> _INSTRUCTION_
List all lines in the material below that contain "xlabel".

··· ROWS

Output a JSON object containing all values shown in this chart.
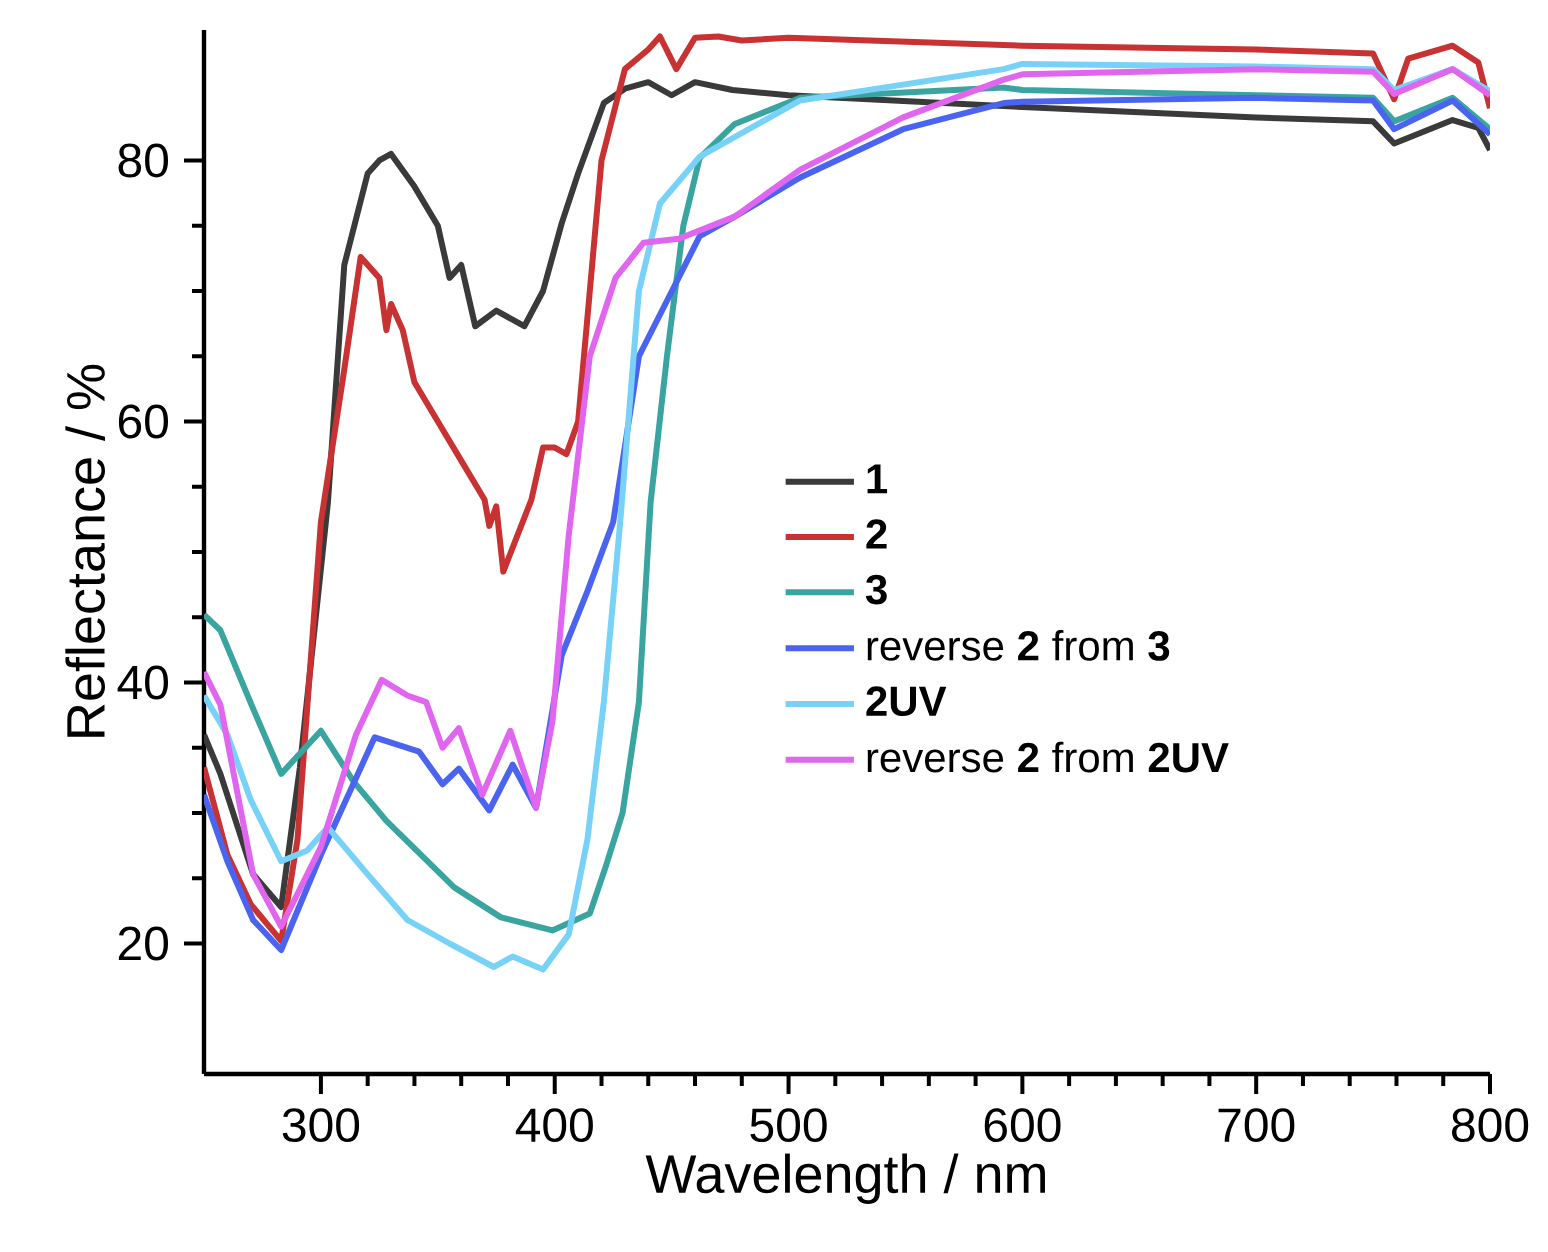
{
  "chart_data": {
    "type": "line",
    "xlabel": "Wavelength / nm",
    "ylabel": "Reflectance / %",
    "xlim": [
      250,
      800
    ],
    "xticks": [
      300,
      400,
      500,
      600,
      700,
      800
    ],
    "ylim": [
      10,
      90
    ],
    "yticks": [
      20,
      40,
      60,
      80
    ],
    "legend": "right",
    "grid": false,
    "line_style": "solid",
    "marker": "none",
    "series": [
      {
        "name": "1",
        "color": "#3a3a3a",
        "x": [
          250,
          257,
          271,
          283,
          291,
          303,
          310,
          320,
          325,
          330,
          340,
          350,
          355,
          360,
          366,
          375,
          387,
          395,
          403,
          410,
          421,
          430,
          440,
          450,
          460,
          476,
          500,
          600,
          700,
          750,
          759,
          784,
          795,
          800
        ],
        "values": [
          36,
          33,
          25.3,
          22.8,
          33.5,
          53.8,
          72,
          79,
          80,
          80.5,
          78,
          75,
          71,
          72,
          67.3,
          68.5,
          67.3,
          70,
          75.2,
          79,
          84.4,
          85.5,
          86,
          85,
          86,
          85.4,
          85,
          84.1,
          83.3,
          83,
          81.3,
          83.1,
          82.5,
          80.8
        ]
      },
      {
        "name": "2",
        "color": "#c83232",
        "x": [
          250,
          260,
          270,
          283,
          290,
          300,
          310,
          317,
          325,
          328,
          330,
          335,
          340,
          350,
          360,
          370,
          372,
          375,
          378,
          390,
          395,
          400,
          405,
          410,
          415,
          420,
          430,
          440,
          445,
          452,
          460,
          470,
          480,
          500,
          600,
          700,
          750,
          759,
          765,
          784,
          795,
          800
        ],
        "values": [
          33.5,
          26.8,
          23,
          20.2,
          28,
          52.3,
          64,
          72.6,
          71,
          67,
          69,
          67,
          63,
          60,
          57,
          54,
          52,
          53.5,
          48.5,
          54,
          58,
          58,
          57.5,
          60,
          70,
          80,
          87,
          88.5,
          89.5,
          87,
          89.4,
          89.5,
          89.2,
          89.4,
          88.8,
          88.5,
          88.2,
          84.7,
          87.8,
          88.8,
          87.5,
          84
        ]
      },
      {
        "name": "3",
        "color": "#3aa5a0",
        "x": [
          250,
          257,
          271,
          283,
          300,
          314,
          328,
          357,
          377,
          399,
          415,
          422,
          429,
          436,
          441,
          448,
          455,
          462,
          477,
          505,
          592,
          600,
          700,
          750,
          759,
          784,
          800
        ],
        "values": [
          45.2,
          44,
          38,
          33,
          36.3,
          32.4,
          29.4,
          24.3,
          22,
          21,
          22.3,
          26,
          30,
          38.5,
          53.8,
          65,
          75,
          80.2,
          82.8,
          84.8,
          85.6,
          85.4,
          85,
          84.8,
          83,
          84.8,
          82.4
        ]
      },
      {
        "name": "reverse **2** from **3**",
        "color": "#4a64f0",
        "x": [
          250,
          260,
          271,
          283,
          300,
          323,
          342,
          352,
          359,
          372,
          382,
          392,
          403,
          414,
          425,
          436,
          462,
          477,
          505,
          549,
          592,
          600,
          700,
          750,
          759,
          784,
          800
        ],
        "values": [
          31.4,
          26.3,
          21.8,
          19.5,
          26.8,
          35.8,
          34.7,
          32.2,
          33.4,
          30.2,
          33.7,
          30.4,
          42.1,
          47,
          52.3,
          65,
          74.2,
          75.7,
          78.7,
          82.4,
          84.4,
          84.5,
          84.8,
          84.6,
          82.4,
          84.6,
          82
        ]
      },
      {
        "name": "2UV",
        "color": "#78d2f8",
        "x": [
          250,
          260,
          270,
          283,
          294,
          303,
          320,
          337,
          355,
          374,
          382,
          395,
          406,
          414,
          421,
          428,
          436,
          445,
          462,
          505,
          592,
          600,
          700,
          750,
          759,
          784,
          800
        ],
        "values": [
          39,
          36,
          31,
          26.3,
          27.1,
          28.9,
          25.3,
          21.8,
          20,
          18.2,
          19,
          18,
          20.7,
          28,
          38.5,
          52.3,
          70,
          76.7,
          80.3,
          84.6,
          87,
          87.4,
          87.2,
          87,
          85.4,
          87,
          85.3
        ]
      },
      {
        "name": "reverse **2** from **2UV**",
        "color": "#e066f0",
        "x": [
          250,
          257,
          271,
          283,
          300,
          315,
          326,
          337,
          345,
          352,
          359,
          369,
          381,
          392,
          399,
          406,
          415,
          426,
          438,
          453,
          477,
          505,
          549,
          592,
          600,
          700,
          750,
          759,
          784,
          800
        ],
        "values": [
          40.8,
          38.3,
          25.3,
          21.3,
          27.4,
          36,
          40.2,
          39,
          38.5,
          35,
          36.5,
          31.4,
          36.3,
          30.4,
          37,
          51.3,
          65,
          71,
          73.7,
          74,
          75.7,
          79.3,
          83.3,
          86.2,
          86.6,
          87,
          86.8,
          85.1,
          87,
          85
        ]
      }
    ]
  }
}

······
··· ROWS

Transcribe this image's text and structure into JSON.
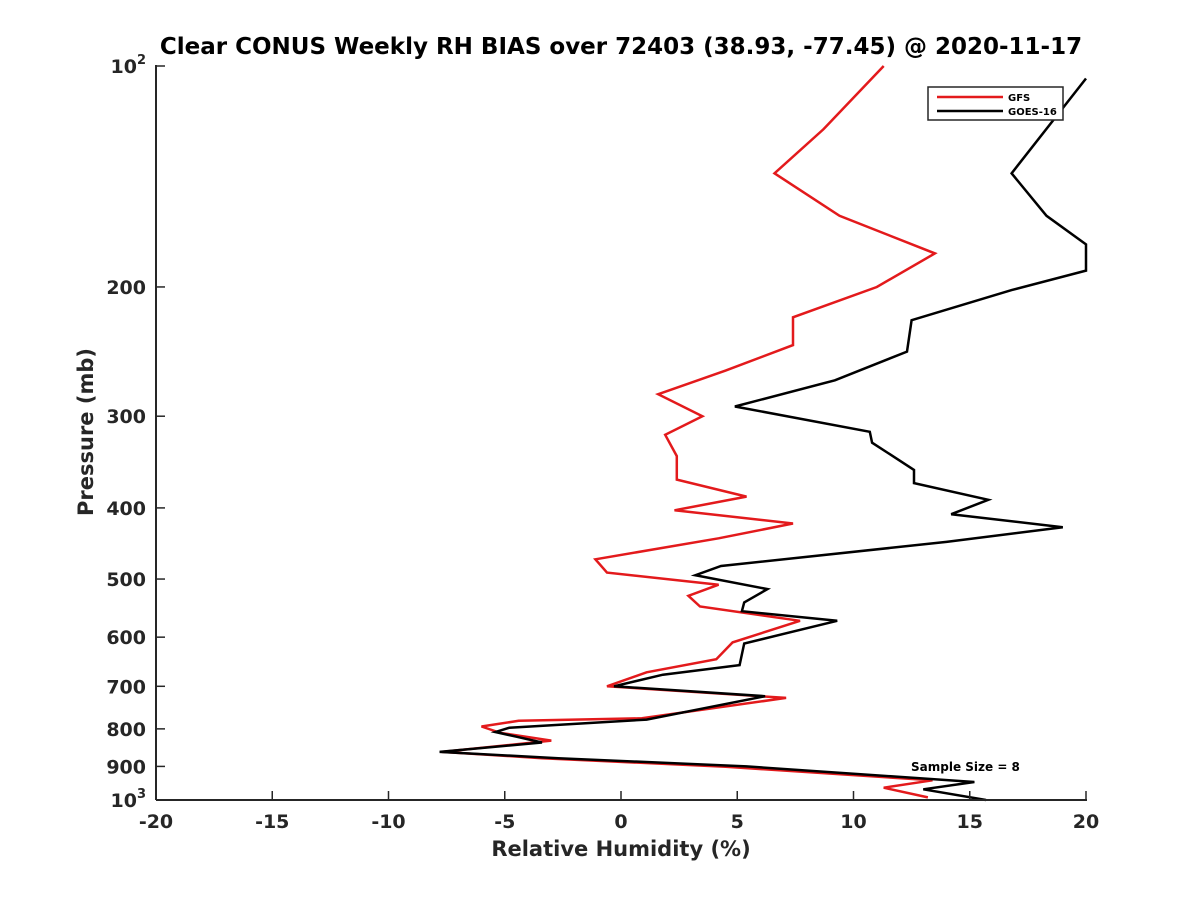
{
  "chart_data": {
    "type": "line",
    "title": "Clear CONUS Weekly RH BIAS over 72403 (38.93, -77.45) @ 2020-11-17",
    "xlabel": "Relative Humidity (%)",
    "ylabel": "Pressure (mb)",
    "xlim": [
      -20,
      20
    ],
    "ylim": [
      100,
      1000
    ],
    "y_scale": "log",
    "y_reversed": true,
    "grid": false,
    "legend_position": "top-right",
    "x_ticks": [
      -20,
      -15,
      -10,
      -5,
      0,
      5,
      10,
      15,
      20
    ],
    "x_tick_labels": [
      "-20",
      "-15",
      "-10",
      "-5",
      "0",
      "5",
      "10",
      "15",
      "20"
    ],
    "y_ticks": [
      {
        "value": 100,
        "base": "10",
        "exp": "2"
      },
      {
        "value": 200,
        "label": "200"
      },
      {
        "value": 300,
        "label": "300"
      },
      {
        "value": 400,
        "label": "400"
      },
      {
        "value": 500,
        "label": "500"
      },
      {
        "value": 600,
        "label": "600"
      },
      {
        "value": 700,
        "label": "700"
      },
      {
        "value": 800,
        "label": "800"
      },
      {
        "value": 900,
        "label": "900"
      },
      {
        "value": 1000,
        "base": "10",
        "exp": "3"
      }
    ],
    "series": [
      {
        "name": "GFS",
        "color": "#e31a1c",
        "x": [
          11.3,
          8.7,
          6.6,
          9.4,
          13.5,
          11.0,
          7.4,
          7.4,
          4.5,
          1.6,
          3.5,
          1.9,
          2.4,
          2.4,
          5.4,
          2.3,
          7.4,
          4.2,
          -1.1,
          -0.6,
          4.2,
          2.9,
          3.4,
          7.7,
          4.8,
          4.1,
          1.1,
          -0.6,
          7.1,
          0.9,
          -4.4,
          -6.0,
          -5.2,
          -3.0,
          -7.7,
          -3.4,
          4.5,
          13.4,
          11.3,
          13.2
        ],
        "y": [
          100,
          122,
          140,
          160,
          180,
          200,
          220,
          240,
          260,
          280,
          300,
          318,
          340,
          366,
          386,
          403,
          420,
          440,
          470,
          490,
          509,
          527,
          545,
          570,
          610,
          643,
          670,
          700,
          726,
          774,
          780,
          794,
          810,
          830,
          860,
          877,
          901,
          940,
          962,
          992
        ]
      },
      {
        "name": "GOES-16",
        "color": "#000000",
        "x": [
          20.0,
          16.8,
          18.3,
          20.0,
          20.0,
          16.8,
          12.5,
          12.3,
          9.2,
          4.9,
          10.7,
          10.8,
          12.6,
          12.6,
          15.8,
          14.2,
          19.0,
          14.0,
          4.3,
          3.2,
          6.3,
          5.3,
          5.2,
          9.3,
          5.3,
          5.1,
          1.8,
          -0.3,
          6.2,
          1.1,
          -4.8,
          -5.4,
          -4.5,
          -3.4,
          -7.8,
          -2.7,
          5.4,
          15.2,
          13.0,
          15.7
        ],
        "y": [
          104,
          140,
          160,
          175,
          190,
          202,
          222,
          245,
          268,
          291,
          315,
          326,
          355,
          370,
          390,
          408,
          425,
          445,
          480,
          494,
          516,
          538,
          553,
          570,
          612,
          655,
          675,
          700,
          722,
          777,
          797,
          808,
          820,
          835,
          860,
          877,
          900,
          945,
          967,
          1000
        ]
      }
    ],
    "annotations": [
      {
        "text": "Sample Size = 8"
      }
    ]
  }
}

······

> _CORRECT OUTPUT_
    "xlabel": "Wavelength / nm",
    "xlabel": "Relative Humidity (%)",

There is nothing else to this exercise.